■ The problem: Without changing a character, return the entries, but not the images they hold.

■ Given records:
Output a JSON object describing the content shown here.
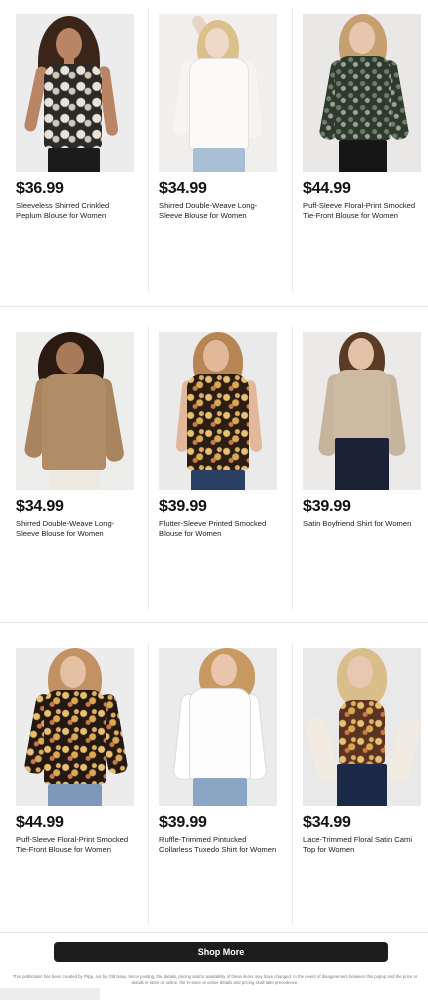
{
  "products": [
    {
      "price": "$36.99",
      "name": "Sleeveless Shirred Crinkled Peplum Blouse for Women"
    },
    {
      "price": "$34.99",
      "name": "Shirred Double-Weave Long-Sleeve Blouse for Women"
    },
    {
      "price": "$44.99",
      "name": "Puff-Sleeve Floral-Print Smocked Tie-Front Blouse for Women"
    },
    {
      "price": "$34.99",
      "name": "Shirred Double-Weave Long-Sleeve Blouse for Women"
    },
    {
      "price": "$39.99",
      "name": "Flutter-Sleeve Printed Smocked Blouse for Women"
    },
    {
      "price": "$39.99",
      "name": "Satin Boyfriend Shirt for Women"
    },
    {
      "price": "$44.99",
      "name": "Puff-Sleeve Floral-Print Smocked Tie-Front Blouse for Women"
    },
    {
      "price": "$39.99",
      "name": "Ruffle-Trimmed Pintucked Collarless Tuxedo Shirt for Women"
    },
    {
      "price": "$34.99",
      "name": "Lace-Trimmed Floral Satin Cami Top for Women"
    }
  ],
  "shop_more_label": "Shop More",
  "disclaimer": "This publication has been created by Flipp, not by Old Navy. Since posting, the details, pricing and/or availability of these items may have changed. In the event of disagreement between this popup and the price or details in-store or online, the in-store or online details and pricing shall take precedence."
}
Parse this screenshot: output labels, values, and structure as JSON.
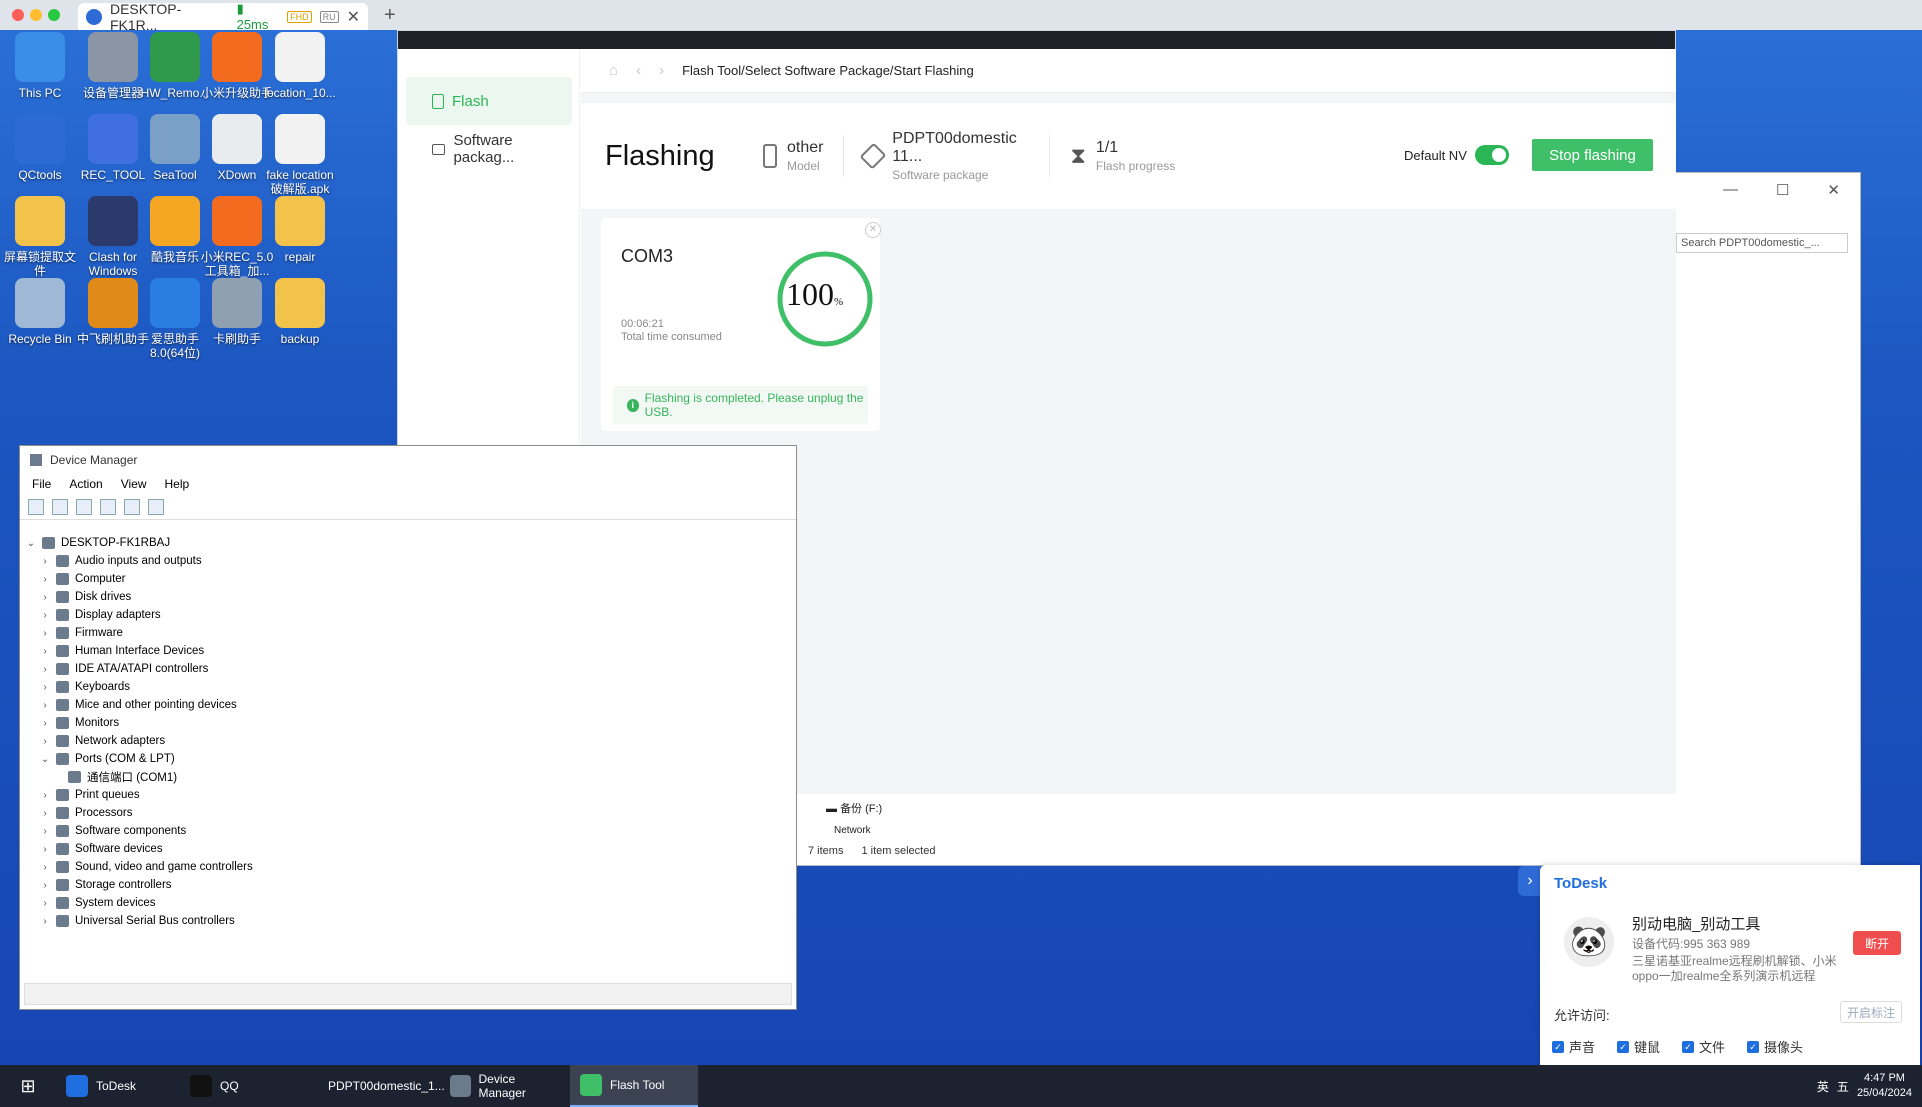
{
  "host": {
    "tab_title": "DESKTOP-FK1R...",
    "ping": "25ms",
    "badge_fhd": "FHD",
    "badge_ru": "RU"
  },
  "desktop_icons": [
    {
      "label": "This PC",
      "color": "#3a8ee6"
    },
    {
      "label": "设备管理器",
      "color": "#8a96a6"
    },
    {
      "label": "HW_Remo...",
      "color": "#2f9a4c"
    },
    {
      "label": "小米升级助手",
      "color": "#f26b1f"
    },
    {
      "label": "location_10...",
      "color": "#f2f2f2"
    },
    {
      "label": "QCtools",
      "color": "#2e6ad6"
    },
    {
      "label": "REC_TOOL",
      "color": "#3f6fe0"
    },
    {
      "label": "SeaTool",
      "color": "#7aa0c8"
    },
    {
      "label": "XDown",
      "color": "#e9ecef"
    },
    {
      "label": "fake location 破解版.apk",
      "color": "#f2f2f2"
    },
    {
      "label": "屏幕锁提取文件",
      "color": "#f2c24b"
    },
    {
      "label": "Clash for Windows",
      "color": "#2a3a6a"
    },
    {
      "label": "酷我音乐",
      "color": "#f5a623"
    },
    {
      "label": "小米REC_5.0工具箱_加...",
      "color": "#f26b1f"
    },
    {
      "label": "repair",
      "color": "#f2c24b"
    },
    {
      "label": "Recycle Bin",
      "color": "#9fb8d6"
    },
    {
      "label": "中飞刷机助手",
      "color": "#e08a1a"
    },
    {
      "label": "爱思助手 8.0(64位)",
      "color": "#2a7de1"
    },
    {
      "label": "卡刷助手",
      "color": "#8fa0b3"
    },
    {
      "label": "backup",
      "color": "#f2c24b"
    }
  ],
  "flash": {
    "sidebar": {
      "flash": "Flash",
      "software": "Software packag..."
    },
    "breadcrumb": "Flash Tool/Select Software Package/Start Flashing",
    "title": "Flashing",
    "model_value": "other",
    "model_label": "Model",
    "package_value": "PDPT00domestic 11...",
    "package_label": "Software package",
    "progress_value": "1/1",
    "progress_label": "Flash progress",
    "default_nv": "Default NV",
    "stop_button": "Stop flashing",
    "card": {
      "port": "COM3",
      "time": "00:06:21",
      "time_label": "Total time consumed",
      "percent": "100",
      "percent_unit": "%",
      "progress_fraction": 1.0,
      "message": "Flashing is completed. Please unplug the USB."
    }
  },
  "devmgr": {
    "title": "Device Manager",
    "menu": [
      "File",
      "Action",
      "View",
      "Help"
    ],
    "root": "DESKTOP-FK1RBAJ",
    "items": [
      "Audio inputs and outputs",
      "Computer",
      "Disk drives",
      "Display adapters",
      "Firmware",
      "Human Interface Devices",
      "IDE ATA/ATAPI controllers",
      "Keyboards",
      "Mice and other pointing devices",
      "Monitors",
      "Network adapters",
      "Ports (COM & LPT)",
      "通信端口 (COM1)",
      "Print queues",
      "Processors",
      "Software components",
      "Software devices",
      "Sound, video and game controllers",
      "Storage controllers",
      "System devices",
      "Universal Serial Bus controllers"
    ]
  },
  "explorer": {
    "search_placeholder": "Search PDPT00domestic_...",
    "drive": "备份 (F:)",
    "network": "Network",
    "items_count": "7 items",
    "selected": "1 item selected"
  },
  "todesk": {
    "logo": "ToDesk",
    "name": "别动电脑_别动工具",
    "code": "设备代码:995 363 989",
    "desc1": "三星诺基亚realme远程刷机解锁、小米",
    "desc2": "oppo一加realme全系列演示机远程",
    "disconnect": "断开",
    "allow": "允许访问:",
    "mark": "开启标注",
    "perms": [
      "声音",
      "键鼠",
      "文件",
      "摄像头"
    ]
  },
  "taskbar": {
    "tasks": [
      "ToDesk",
      "QQ",
      "PDPT00domestic_1...",
      "Device Manager",
      "Flash Tool"
    ],
    "ime": "英",
    "ime2": "五",
    "time": "4:47 PM",
    "date": "25/04/2024"
  },
  "colors": {
    "accent_green": "#2bb656",
    "todesk_blue": "#1f6ee0",
    "disconnect_red": "#f04e4e"
  }
}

■ Reply:
Output a JSON object describing the content shown here.
{
  "products": [
    {
      "price": "$36.99",
      "name": "Sleeveless Shirred Crinkled Peplum Blouse for Women"
    },
    {
      "price": "$34.99",
      "name": "Shirred Double-Weave Long-Sleeve Blouse for Women"
    },
    {
      "price": "$44.99",
      "name": "Puff-Sleeve Floral-Print Smocked Tie-Front Blouse for Women"
    },
    {
      "price": "$34.99",
      "name": "Shirred Double-Weave Long-Sleeve Blouse for Women"
    },
    {
      "price": "$39.99",
      "name": "Flutter-Sleeve Printed Smocked Blouse for Women"
    },
    {
      "price": "$39.99",
      "name": "Satin Boyfriend Shirt for Women"
    },
    {
      "price": "$44.99",
      "name": "Puff-Sleeve Floral-Print Smocked Tie-Front Blouse for Women"
    },
    {
      "price": "$39.99",
      "name": "Ruffle-Trimmed Pintucked Collarless Tuxedo Shirt for Women"
    },
    {
      "price": "$34.99",
      "name": "Lace-Trimmed Floral Satin Cami Top for Women"
    }
  ],
  "shop_more_label": "Shop More",
  "disclaimer": "This publication has been created by Flipp, not by Old Navy. Since posting, the details, pricing and/or availability of these items may have changed. In the event of disagreement between this popup and the price or details in-store or online, the in-store or online details and pricing shall take precedence."
}
Parse this screenshot: output labels, values, and structure as JSON.
{
  "host": {
    "tab_title": "DESKTOP-FK1R...",
    "ping": "25ms",
    "badge_fhd": "FHD",
    "badge_ru": "RU"
  },
  "desktop_icons": [
    {
      "label": "This PC",
      "color": "#3a8ee6"
    },
    {
      "label": "设备管理器",
      "color": "#8a96a6"
    },
    {
      "label": "HW_Remo...",
      "color": "#2f9a4c"
    },
    {
      "label": "小米升级助手",
      "color": "#f26b1f"
    },
    {
      "label": "location_10...",
      "color": "#f2f2f2"
    },
    {
      "label": "QCtools",
      "color": "#2e6ad6"
    },
    {
      "label": "REC_TOOL",
      "color": "#3f6fe0"
    },
    {
      "label": "SeaTool",
      "color": "#7aa0c8"
    },
    {
      "label": "XDown",
      "color": "#e9ecef"
    },
    {
      "label": "fake location 破解版.apk",
      "color": "#f2f2f2"
    },
    {
      "label": "屏幕锁提取文件",
      "color": "#f2c24b"
    },
    {
      "label": "Clash for Windows",
      "color": "#2a3a6a"
    },
    {
      "label": "酷我音乐",
      "color": "#f5a623"
    },
    {
      "label": "小米REC_5.0工具箱_加...",
      "color": "#f26b1f"
    },
    {
      "label": "repair",
      "color": "#f2c24b"
    },
    {
      "label": "Recycle Bin",
      "color": "#9fb8d6"
    },
    {
      "label": "中飞刷机助手",
      "color": "#e08a1a"
    },
    {
      "label": "爱思助手 8.0(64位)",
      "color": "#2a7de1"
    },
    {
      "label": "卡刷助手",
      "color": "#8fa0b3"
    },
    {
      "label": "backup",
      "color": "#f2c24b"
    }
  ],
  "flash": {
    "sidebar": {
      "flash": "Flash",
      "software": "Software packag..."
    },
    "breadcrumb": "Flash Tool/Select Software Package/Start Flashing",
    "title": "Flashing",
    "model_value": "other",
    "model_label": "Model",
    "package_value": "PDPT00domestic 11...",
    "package_label": "Software package",
    "progress_value": "1/1",
    "progress_label": "Flash progress",
    "default_nv": "Default NV",
    "stop_button": "Stop flashing",
    "card": {
      "port": "COM3",
      "time": "00:06:21",
      "time_label": "Total time consumed",
      "percent": "100",
      "percent_unit": "%",
      "progress_fraction": 1.0,
      "message": "Flashing is completed. Please unplug the USB."
    }
  },
  "devmgr": {
    "title": "Device Manager",
    "menu": [
      "File",
      "Action",
      "View",
      "Help"
    ],
    "root": "DESKTOP-FK1RBAJ",
    "items": [
      "Audio inputs and outputs",
      "Computer",
      "Disk drives",
      "Display adapters",
      "Firmware",
      "Human Interface Devices",
      "IDE ATA/ATAPI controllers",
      "Keyboards",
      "Mice and other pointing devices",
      "Monitors",
      "Network adapters",
      "Ports (COM & LPT)",
      "通信端口 (COM1)",
      "Print queues",
      "Processors",
      "Software components",
      "Software devices",
      "Sound, video and game controllers",
      "Storage controllers",
      "System devices",
      "Universal Serial Bus controllers"
    ]
  },
  "explorer": {
    "search_placeholder": "Search PDPT00domestic_...",
    "drive": "备份 (F:)",
    "network": "Network",
    "items_count": "7 items",
    "selected": "1 item selected"
  },
  "todesk": {
    "logo": "ToDesk",
    "name": "别动电脑_别动工具",
    "code": "设备代码:995 363 989",
    "desc1": "三星诺基亚realme远程刷机解锁、小米",
    "desc2": "oppo一加realme全系列演示机远程",
    "disconnect": "断开",
    "allow": "允许访问:",
    "mark": "开启标注",
    "perms": [
      "声音",
      "键鼠",
      "文件",
      "摄像头"
    ]
  },
  "taskbar": {
    "tasks": [
      "ToDesk",
      "QQ",
      "PDPT00domestic_1...",
      "Device Manager",
      "Flash Tool"
    ],
    "ime": "英",
    "ime2": "五",
    "time": "4:47 PM",
    "date": "25/04/2024"
  },
  "colors": {
    "accent_green": "#2bb656",
    "todesk_blue": "#1f6ee0",
    "disconnect_red": "#f04e4e"
  }
}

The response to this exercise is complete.